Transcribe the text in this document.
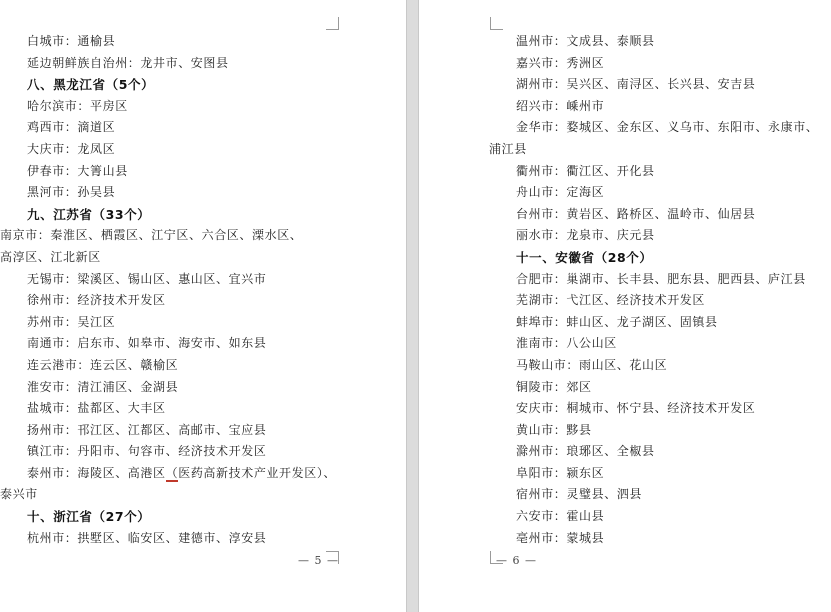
白城市：通榆县
延边朝鲜族自治州：龙井市、安图县
八、黑龙江省（5个）
哈尔滨市：平房区
鸡西市：滴道区
大庆市：龙凤区
伊春市：大箐山县
黑河市：孙吴县
九、江苏省（33个）
南京市：秦淮区、栖霞区、江宁区、六合区、溧水区、
高淳区、江北新区
无锡市：梁溪区、锡山区、惠山区、宜兴市
徐州市：经济技术开发区
苏州市：吴江区
南通市：启东市、如皋市、海安市、如东县
连云港市：连云区、赣榆区
淮安市：清江浦区、金湖县
盐城市：盐都区、大丰区
扬州市：邗江区、江都区、高邮市、宝应县
镇江市：丹阳市、句容市、经济技术开发区
泰州市：海陵区、高港区（医药高新技术产业开发区）、
泰兴市
十、浙江省（27个）
杭州市：拱墅区、临安区、建德市、淳安县
— 5 —
温州市：文成县、泰顺县
嘉兴市：秀洲区
湖州市：吴兴区、南浔区、长兴县、安吉县
绍兴市：嵊州市
金华市：婺城区、金东区、义乌市、东阳市、永康市、
浦江县
衢州市：衢江区、开化县
舟山市：定海区
台州市：黄岩区、路桥区、温岭市、仙居县
丽水市：龙泉市、庆元县
十一、安徽省（28个）
合肥市：巢湖市、长丰县、肥东县、肥西县、庐江县
芜湖市：弋江区、经济技术开发区
蚌埠市：蚌山区、龙子湖区、固镇县
淮南市：八公山区
马鞍山市：雨山区、花山区
铜陵市：郊区
安庆市：桐城市、怀宁县、经济技术开发区
黄山市：黟县
滁州市：琅琊区、全椒县
阜阳市：颍东区
宿州市：灵璧县、泗县
六安市：霍山县
亳州市：蒙城县
— 6 —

## Task to complete
Your task is an exact transcription of all the data, minus the pictures.

## Output for this exercise
Transcribe the text in this document.
白城市：通榆县
延边朝鲜族自治州：龙井市、安图县
八、黑龙江省（5个）
哈尔滨市：平房区
鸡西市：滴道区
大庆市：龙凤区
伊春市：大箐山县
黑河市：孙吴县
九、江苏省（33个）
南京市：秦淮区、栖霞区、江宁区、六合区、溧水区、
高淳区、江北新区
无锡市：梁溪区、锡山区、惠山区、宜兴市
徐州市：经济技术开发区
苏州市：吴江区
南通市：启东市、如皋市、海安市、如东县
连云港市：连云区、赣榆区
淮安市：清江浦区、金湖县
盐城市：盐都区、大丰区
扬州市：邗江区、江都区、高邮市、宝应县
镇江市：丹阳市、句容市、经济技术开发区
泰州市：海陵区、高港区（医药高新技术产业开发区）、
泰兴市
十、浙江省（27个）
杭州市：拱墅区、临安区、建德市、淳安县
— 5 —
温州市：文成县、泰顺县
嘉兴市：秀洲区
湖州市：吴兴区、南浔区、长兴县、安吉县
绍兴市：嵊州市
金华市：婺城区、金东区、义乌市、东阳市、永康市、
浦江县
衢州市：衢江区、开化县
舟山市：定海区
台州市：黄岩区、路桥区、温岭市、仙居县
丽水市：龙泉市、庆元县
十一、安徽省（28个）
合肥市：巢湖市、长丰县、肥东县、肥西县、庐江县
芜湖市：弋江区、经济技术开发区
蚌埠市：蚌山区、龙子湖区、固镇县
淮南市：八公山区
马鞍山市：雨山区、花山区
铜陵市：郊区
安庆市：桐城市、怀宁县、经济技术开发区
黄山市：黟县
滁州市：琅琊区、全椒县
阜阳市：颍东区
宿州市：灵璧县、泗县
六安市：霍山县
亳州市：蒙城县
— 6 —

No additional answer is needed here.